[Dataset records of page text]

· · · ·

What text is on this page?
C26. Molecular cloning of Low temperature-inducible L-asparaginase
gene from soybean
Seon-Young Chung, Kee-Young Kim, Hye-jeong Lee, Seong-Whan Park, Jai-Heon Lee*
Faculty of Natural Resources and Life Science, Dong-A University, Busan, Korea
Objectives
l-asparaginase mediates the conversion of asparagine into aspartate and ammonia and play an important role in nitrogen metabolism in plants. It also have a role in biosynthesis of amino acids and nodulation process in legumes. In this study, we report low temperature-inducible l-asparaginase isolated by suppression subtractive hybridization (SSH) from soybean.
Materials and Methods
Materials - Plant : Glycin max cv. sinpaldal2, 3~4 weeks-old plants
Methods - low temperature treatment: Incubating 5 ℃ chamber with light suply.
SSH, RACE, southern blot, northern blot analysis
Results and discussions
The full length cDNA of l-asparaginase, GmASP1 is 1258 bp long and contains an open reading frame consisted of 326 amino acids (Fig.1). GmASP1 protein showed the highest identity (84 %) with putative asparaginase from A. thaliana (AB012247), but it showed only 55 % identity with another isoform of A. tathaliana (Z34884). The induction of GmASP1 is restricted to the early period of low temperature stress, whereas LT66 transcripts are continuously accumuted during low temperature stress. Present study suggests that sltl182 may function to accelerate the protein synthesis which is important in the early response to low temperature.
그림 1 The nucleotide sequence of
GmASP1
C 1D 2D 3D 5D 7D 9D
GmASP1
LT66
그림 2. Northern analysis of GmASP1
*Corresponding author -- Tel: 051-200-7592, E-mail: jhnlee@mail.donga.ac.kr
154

· · · ·

- **What the task asks**: Your answer must be every record above, repeated exactly.

- **Answer section**:
What text is on this page?
C26. Molecular cloning of Low temperature-inducible L-asparaginase
gene from soybean
Seon-Young Chung, Kee-Young Kim, Hye-jeong Lee, Seong-Whan Park, Jai-Heon Lee*
Faculty of Natural Resources and Life Science, Dong-A University, Busan, Korea
Objectives
l-asparaginase mediates the conversion of asparagine into aspartate and ammonia and play an important role in nitrogen metabolism in plants. It also have a role in biosynthesis of amino acids and nodulation process in legumes. In this study, we report low temperature-inducible l-asparaginase isolated by suppression subtractive hybridization (SSH) from soybean.
Materials and Methods
Materials - Plant : Glycin max cv. sinpaldal2, 3~4 weeks-old plants
Methods - low temperature treatment: Incubating 5 ℃ chamber with light suply.
SSH, RACE, southern blot, northern blot analysis
Results and discussions
The full length cDNA of l-asparaginase, GmASP1 is 1258 bp long and contains an open reading frame consisted of 326 amino acids (Fig.1). GmASP1 protein showed the highest identity (84 %) with putative asparaginase from A. thaliana (AB012247), but it showed only 55 % identity with another isoform of A. tathaliana (Z34884). The induction of GmASP1 is restricted to the early period of low temperature stress, whereas LT66 transcripts are continuously accumuted during low temperature stress. Present study suggests that sltl182 may function to accelerate the protein synthesis which is important in the early response to low temperature.
그림 1 The nucleotide sequence of
GmASP1
C 1D 2D 3D 5D 7D 9D
GmASP1
LT66
그림 2. Northern analysis of GmASP1
*Corresponding author -- Tel: 051-200-7592, E-mail: jhnlee@mail.donga.ac.kr
154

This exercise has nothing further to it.